## [STATED TASK]
Locate the lines of the listing below that hold "설치파일받기", then copy each of them.

Start of DATA FOR THIS TASK

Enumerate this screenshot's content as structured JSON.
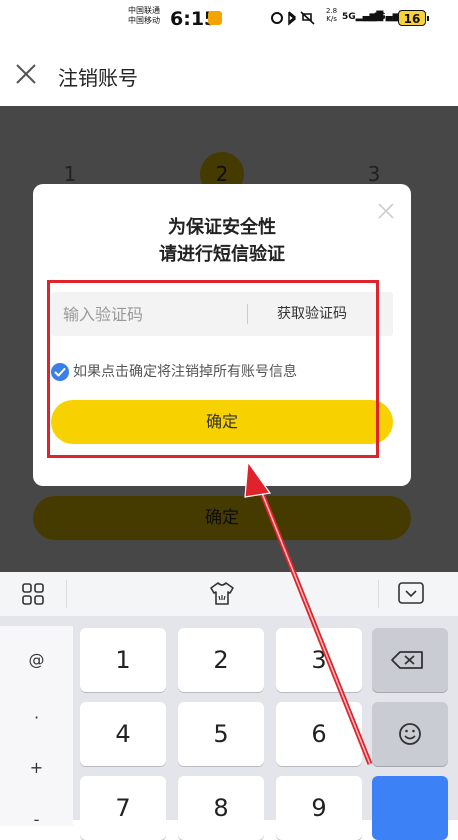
{
  "status_bar": {
    "carrier_1": "中国联通",
    "carrier_2": "中国移动",
    "time": "6:15",
    "net_speed": "2.8",
    "net_unit": "K/s",
    "signal_1": "5G",
    "signal_2": "4G",
    "battery": "16"
  },
  "header": {
    "close_icon": "close-icon",
    "title": "注销账号"
  },
  "background_page": {
    "steps": [
      "1",
      "2",
      "3"
    ],
    "active_step": "2",
    "confirm_label": "确定"
  },
  "dialog": {
    "title_line_1": "为保证安全性",
    "title_line_2": "请进行短信验证",
    "code_placeholder": "输入验证码",
    "get_code_label": "获取验证码",
    "checkbox_checked": true,
    "checkbox_label": "如果点击确定将注销掉所有账号信息",
    "confirm_label": "确定"
  },
  "annotation": {
    "box_color": "#e0232a",
    "arrow_color": "#e0232a"
  },
  "keyboard": {
    "toolbar_icons": [
      "grid-icon",
      "skin-icon",
      "keyboard-hide-icon"
    ],
    "symbols": [
      "@",
      "·",
      "+",
      "-"
    ],
    "keys": [
      "1",
      "2",
      "3",
      "4",
      "5",
      "6",
      "7",
      "8",
      "9"
    ],
    "function_icons": [
      "backspace-icon",
      "emoji-icon"
    ]
  },
  "colors": {
    "accent_yellow": "#f8d200",
    "check_blue": "#3a7ee8",
    "key_blue": "#3c82f6"
  }
}
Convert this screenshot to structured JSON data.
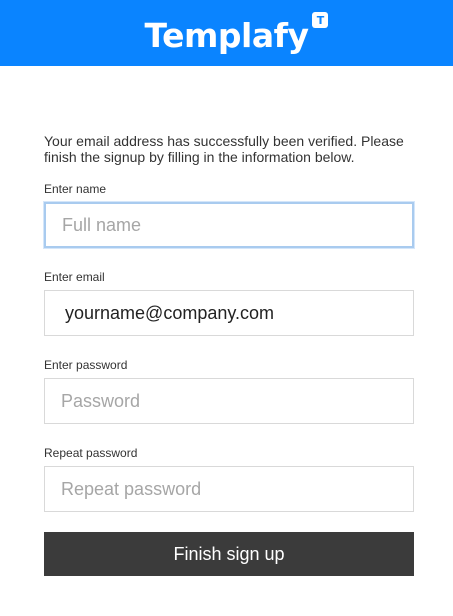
{
  "header": {
    "logo_text": "Templafy",
    "logo_badge": "T",
    "background_color": "#0a84ff"
  },
  "intro": {
    "message": "Your email address has successfully been verified. Please finish the signup by filling in the information below."
  },
  "form": {
    "name": {
      "label": "Enter name",
      "placeholder": "Full name",
      "value": ""
    },
    "email": {
      "label": "Enter email",
      "placeholder": "",
      "value": "yourname@company.com"
    },
    "password": {
      "label": "Enter password",
      "placeholder": "Password",
      "value": ""
    },
    "repeat_password": {
      "label": "Repeat password",
      "placeholder": "Repeat password",
      "value": ""
    },
    "submit_label": "Finish sign up"
  }
}
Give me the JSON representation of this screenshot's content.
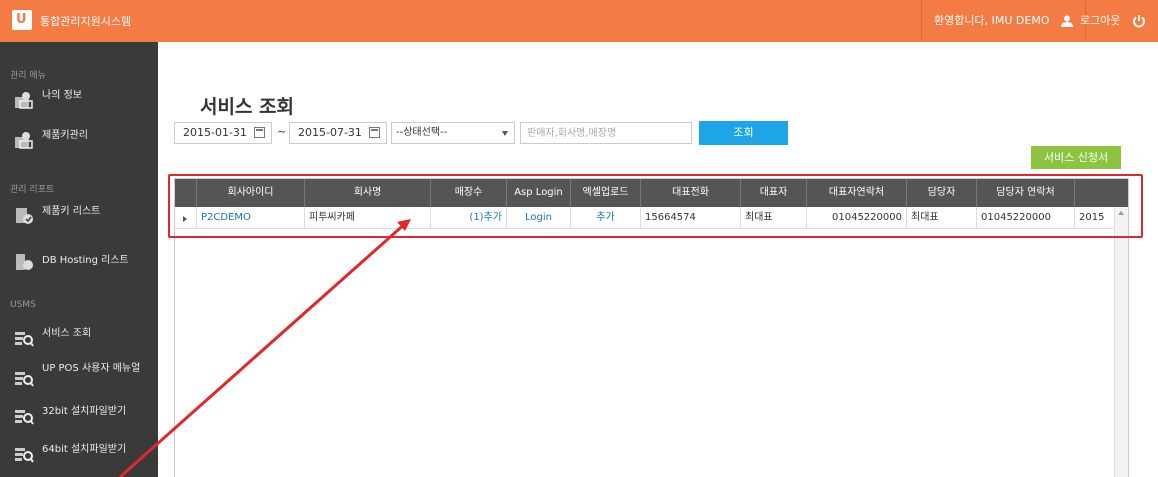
{
  "app": {
    "logo_text": "U",
    "title": "통합관리지원시스템"
  },
  "header": {
    "welcome": "환영합니다, IMU DEMO",
    "logout": "로그아웃"
  },
  "sidebar": {
    "sections": [
      "관리 메뉴",
      "관리 리포트",
      "USMS"
    ],
    "items": [
      {
        "label": "나의 정보",
        "icon": "user-card-icon"
      },
      {
        "label": "제품키관리",
        "icon": "user-card-icon"
      },
      {
        "label": "제품키 리스트",
        "icon": "report-icon"
      },
      {
        "label": "DB Hosting 리스트",
        "icon": "db-report-icon"
      },
      {
        "label": "서비스 조회",
        "icon": "search-list-icon"
      },
      {
        "label": "UP POS 사용자 메뉴얼",
        "icon": "search-list-icon"
      },
      {
        "label": "32bit 설치파일받기",
        "icon": "search-list-icon"
      },
      {
        "label": "64bit 설치파일받기",
        "icon": "search-list-icon"
      }
    ]
  },
  "main": {
    "title": "서비스 조회",
    "date_from": "2015-01-31",
    "date_separator": "~",
    "date_to": "2015-07-31",
    "status_select": "--상태선택--",
    "search_placeholder": "판매자,회사명,매장명",
    "search_button": "조회",
    "apply_button": "서비스 신청서"
  },
  "grid": {
    "columns": [
      "회사아이디",
      "회사명",
      "매장수",
      "Asp Login",
      "엑셀업로드",
      "대표전화",
      "대표자",
      "대표자연락처",
      "담당자",
      "담당자 연락처",
      ""
    ],
    "rows": [
      {
        "company_id": "P2CDEMO",
        "company_name": "피투씨카페",
        "stores": "(1)추가",
        "asp_login": "Login",
        "excel_upload": "추가",
        "phone": "15664574",
        "ceo": "최대표",
        "ceo_contact": "01045220000",
        "manager": "최대표",
        "manager_contact": "01045220000",
        "date": "2015"
      }
    ]
  },
  "colors": {
    "accent": "#f47c44",
    "sidebar": "#3a3a3a",
    "search": "#1ea5e8",
    "apply": "#8cc43f",
    "annotation": "#e0282a"
  }
}
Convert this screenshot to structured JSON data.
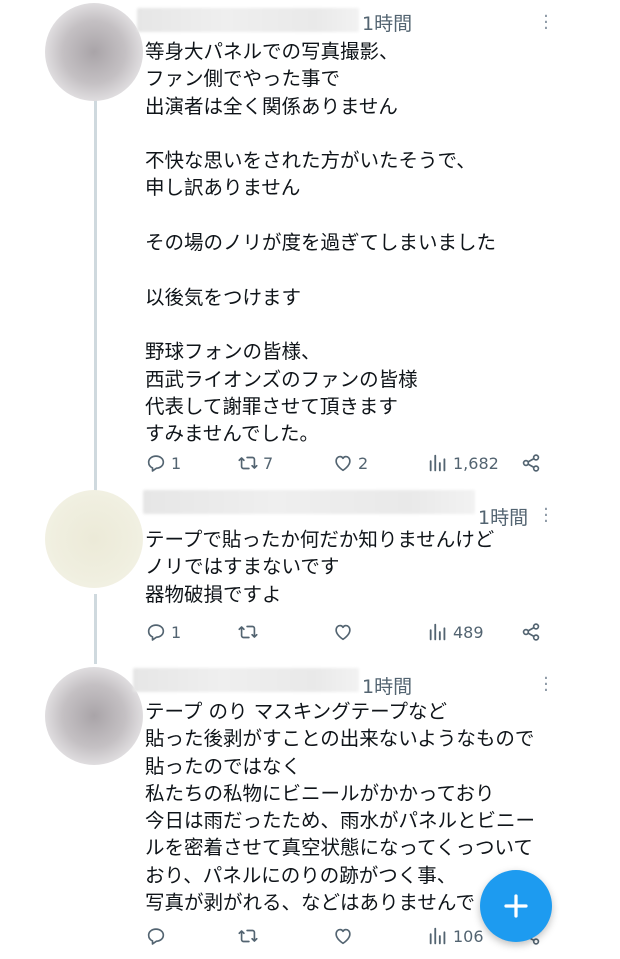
{
  "tweets": [
    {
      "time": "1時間",
      "lines": [
        "等身大パネルでの写真撮影、",
        "ファン側でやった事で",
        "出演者は全く関係ありません",
        "",
        "不快な思いをされた方がいたそうで、",
        "申し訳ありません",
        "",
        "その場のノリが度を過ぎてしまいました",
        "",
        "以後気をつけます",
        "",
        "野球フォンの皆様、",
        "西武ライオンズのファンの皆様",
        "代表して謝罪させて頂きます",
        "すみませんでした。"
      ],
      "replies": "1",
      "retweets": "7",
      "likes": "2",
      "views": "1,682"
    },
    {
      "time": "1時間",
      "lines": [
        "テープで貼ったか何だか知りませんけど",
        "ノリではすまないです",
        "器物破損ですよ"
      ],
      "replies": "1",
      "retweets": "",
      "likes": "",
      "views": "489"
    },
    {
      "time": "1時間",
      "lines": [
        "テープ のり マスキングテープなど",
        "貼った後剥がすことの出来ないようなもので",
        "貼ったのではなく",
        "私たちの私物にビニールがかかっており",
        "今日は雨だったため、雨水がパネルとビニー",
        "ルを密着させて真空状態になってくっついて",
        "おり、パネルにのりの跡がつく事、",
        "写真が剥がれる、などはありませんで"
      ],
      "replies": "",
      "retweets": "",
      "likes": "",
      "views": "106"
    }
  ],
  "icons": {
    "reply": "reply-icon",
    "retweet": "retweet-icon",
    "like": "heart-icon",
    "views": "views-icon",
    "share": "share-icon",
    "more": "more-icon",
    "compose": "compose-plus-icon"
  },
  "colors": {
    "accent": "#1d9bf0",
    "muted_text": "#536471",
    "thread_line": "#cfd9de"
  }
}
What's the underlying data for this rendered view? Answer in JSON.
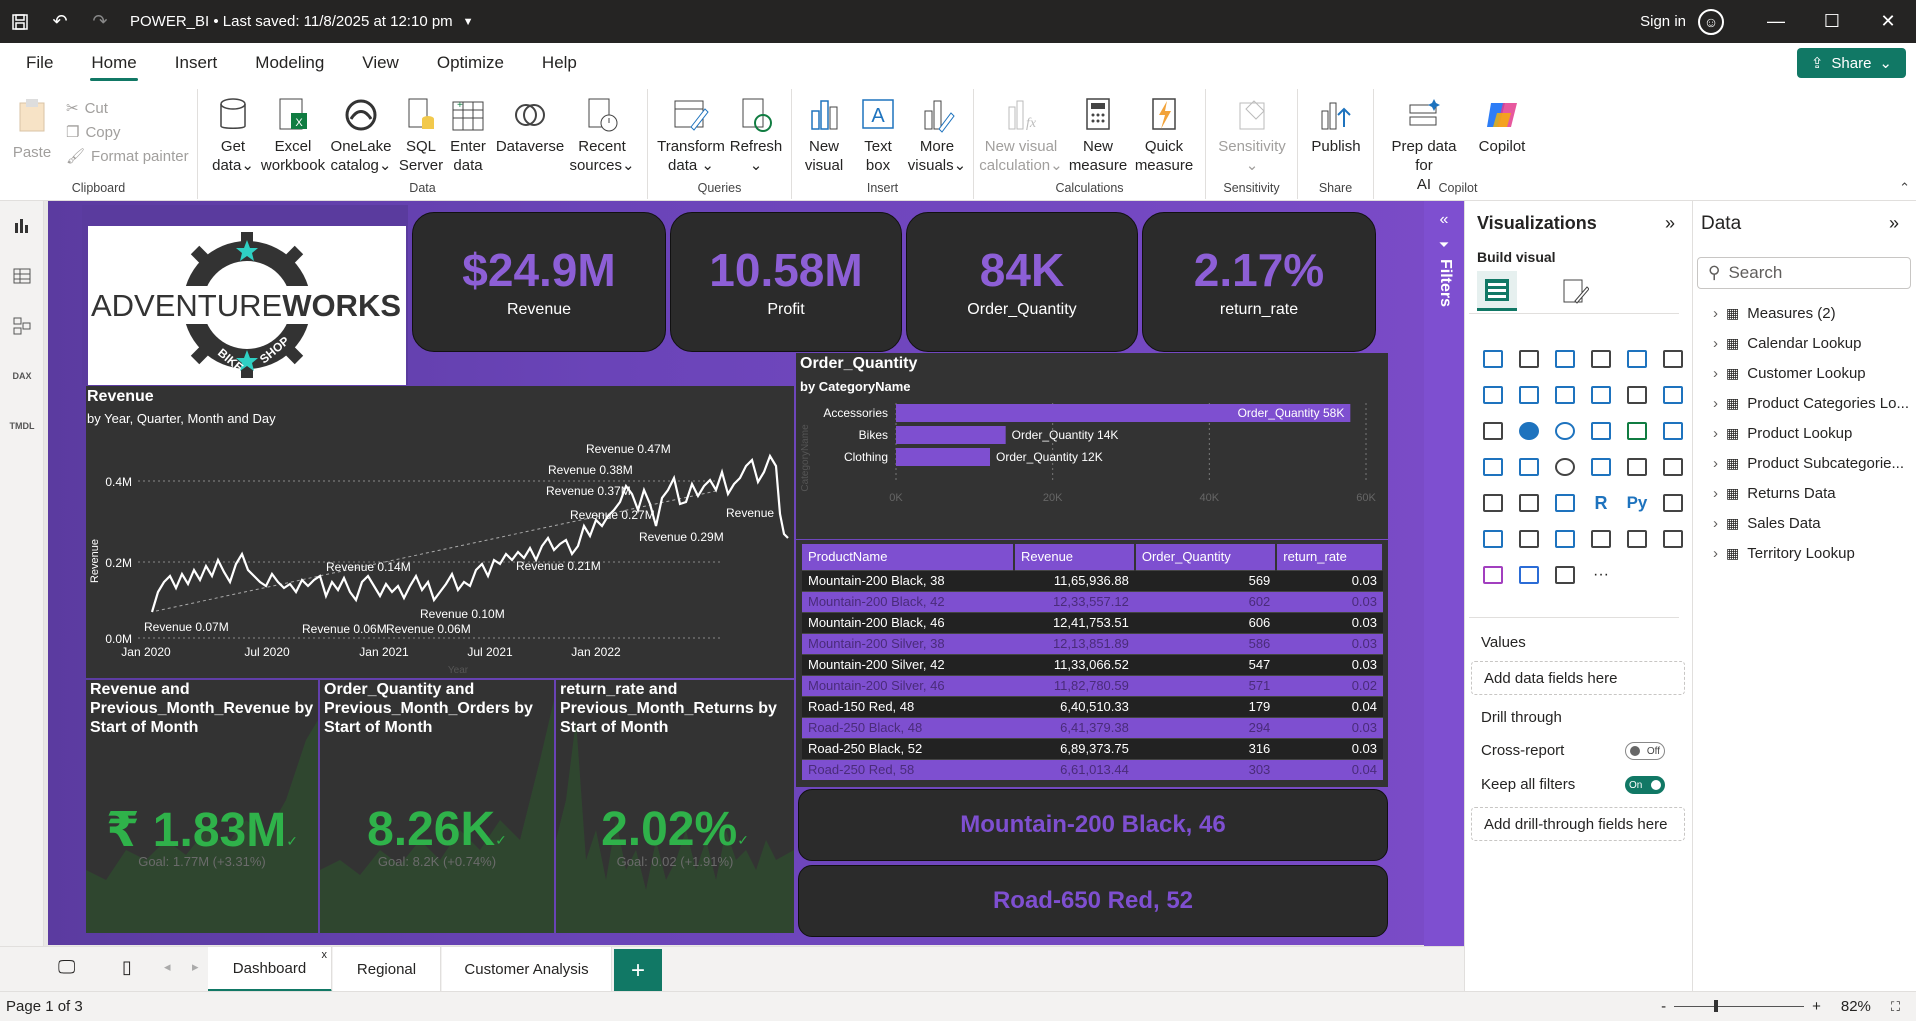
{
  "window": {
    "title": "POWER_BI",
    "saved": "Last saved: 11/8/2025 at 12:10 pm",
    "signin": "Sign in"
  },
  "menu": [
    "File",
    "Home",
    "Insert",
    "Modeling",
    "View",
    "Optimize",
    "Help"
  ],
  "share": "Share",
  "ribbon": {
    "clipboard": {
      "paste": "Paste",
      "cut": "Cut",
      "copy": "Copy",
      "format": "Format painter",
      "label": "Clipboard"
    },
    "data": {
      "get": [
        "Get",
        "data"
      ],
      "excel": [
        "Excel",
        "workbook"
      ],
      "onelake": [
        "OneLake",
        "catalog"
      ],
      "sql": [
        "SQL",
        "Server"
      ],
      "enter": [
        "Enter",
        "data"
      ],
      "dataverse": [
        "Dataverse",
        ""
      ],
      "recent": [
        "Recent",
        "sources"
      ],
      "label": "Data"
    },
    "queries": {
      "transform": [
        "Transform",
        "data"
      ],
      "refresh": [
        "Refresh",
        ""
      ],
      "label": "Queries"
    },
    "insert": {
      "newvisual": [
        "New",
        "visual"
      ],
      "textbox": [
        "Text",
        "box"
      ],
      "more": [
        "More",
        "visuals"
      ],
      "label": "Insert"
    },
    "calculations": {
      "newcalc": [
        "New visual",
        "calculation"
      ],
      "newmeasure": [
        "New",
        "measure"
      ],
      "quick": [
        "Quick",
        "measure"
      ],
      "label": "Calculations"
    },
    "sensitivity": {
      "btn": [
        "Sensitivity",
        ""
      ],
      "label": "Sensitivity"
    },
    "share": {
      "publish": [
        "Publish",
        ""
      ],
      "label": "Share"
    },
    "copilot": {
      "prep": [
        "Prep data for",
        "AI"
      ],
      "copilot": [
        "Copilot",
        ""
      ],
      "label": "Copilot"
    }
  },
  "kpis": [
    {
      "value": "$24.9M",
      "label": "Revenue"
    },
    {
      "value": "10.58M",
      "label": "Profit"
    },
    {
      "value": "84K",
      "label": "Order_Quantity"
    },
    {
      "value": "2.17%",
      "label": "return_rate"
    }
  ],
  "logo": {
    "text1": "ADVENTURE",
    "text2": "WORKS",
    "ring1": "BIKE",
    "ring2": "SHOP"
  },
  "revenue_chart": {
    "title": "Revenue",
    "subtitle": "by Year, Quarter, Month and Day",
    "ylabel": "Revenue",
    "xlabel": "Year",
    "yticks": [
      "0.4M",
      "0.2M",
      "0.0M"
    ],
    "xticks": [
      "Jan 2020",
      "Jul 2020",
      "Jan 2021",
      "Jul 2021",
      "Jan 2022"
    ],
    "labels": [
      "Revenue 0.47M",
      "Revenue 0.38M",
      "Revenue 0.37M",
      "Revenue 0.27M",
      "Revenue",
      "Revenue 0.29M",
      "Revenue 0.14M",
      "Revenue 0.21M",
      "Revenue 0.10M",
      "Revenue 0.07M",
      "Revenue 0.06M",
      "Revenue 0.06M"
    ]
  },
  "small_cards": [
    {
      "title": "Revenue and Previous_Month_Revenue by Start of Month",
      "value": "₹ 1.83M",
      "goal": "Goal: 1.77M (+3.31%)"
    },
    {
      "title": "Order_Quantity and Previous_Month_Orders by Start of Month",
      "value": "8.26K",
      "goal": "Goal: 8.2K (+0.74%)"
    },
    {
      "title": "return_rate and Previous_Month_Returns by Start of Month",
      "value": "2.02%",
      "goal": "Goal: 0.02 (+1.91%)"
    }
  ],
  "chart_data": {
    "type": "bar",
    "title": "Order_Quantity",
    "subtitle": "by CategoryName",
    "ylabel": "CategoryName",
    "categories": [
      "Accessories",
      "Bikes",
      "Clothing"
    ],
    "values": [
      58000,
      14000,
      12000
    ],
    "data_labels": [
      "Order_Quantity 58K",
      "Order_Quantity 14K",
      "Order_Quantity 12K"
    ],
    "xticks": [
      "0K",
      "20K",
      "40K",
      "60K"
    ],
    "xlim": [
      0,
      60000
    ]
  },
  "table": {
    "headers": [
      "ProductName",
      "Revenue",
      "Order_Quantity",
      "return_rate"
    ],
    "rows": [
      [
        "Mountain-200 Black, 38",
        "11,65,936.88",
        "569",
        "0.03"
      ],
      [
        "Mountain-200 Black, 42",
        "12,33,557.12",
        "602",
        "0.03"
      ],
      [
        "Mountain-200 Black, 46",
        "12,41,753.51",
        "606",
        "0.03"
      ],
      [
        "Mountain-200 Silver, 38",
        "12,13,851.89",
        "586",
        "0.03"
      ],
      [
        "Mountain-200 Silver, 42",
        "11,33,066.52",
        "547",
        "0.03"
      ],
      [
        "Mountain-200 Silver, 46",
        "11,82,780.59",
        "571",
        "0.02"
      ],
      [
        "Road-150 Red, 48",
        "6,40,510.33",
        "179",
        "0.04"
      ],
      [
        "Road-250 Black, 48",
        "6,41,379.38",
        "294",
        "0.03"
      ],
      [
        "Road-250 Black, 52",
        "6,89,373.75",
        "316",
        "0.03"
      ],
      [
        "Road-250 Red, 58",
        "6,61,013.44",
        "303",
        "0.04"
      ]
    ]
  },
  "name_cards": [
    "Mountain-200 Black, 46",
    "Road-650 Red, 52"
  ],
  "filters": "Filters",
  "visualizations": {
    "title": "Visualizations",
    "build": "Build visual",
    "values": "Values",
    "add_fields": "Add data fields here",
    "drill": "Drill through",
    "cross": "Cross-report",
    "cross_state": "Off",
    "keep": "Keep all filters",
    "keep_state": "On",
    "add_drill": "Add drill-through fields here"
  },
  "data_pane": {
    "title": "Data",
    "search": "Search",
    "items": [
      "Measures (2)",
      "Calendar Lookup",
      "Customer Lookup",
      "Product Categories Lo...",
      "Product Lookup",
      "Product Subcategorie...",
      "Returns Data",
      "Sales Data",
      "Territory Lookup"
    ]
  },
  "tabs": [
    "Dashboard",
    "Regional",
    "Customer Analysis"
  ],
  "status": {
    "page": "Page 1 of 3",
    "zoom": "82%"
  },
  "colors": {
    "accent": "#117865",
    "purple": "#7e4fd0",
    "green": "#2fb24a"
  }
}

End of DATA FOR THIS TASK

## [TASK ANSWER]
        "label": "32bit 설치파일받기",
        "label": "64bit 설치파일받기",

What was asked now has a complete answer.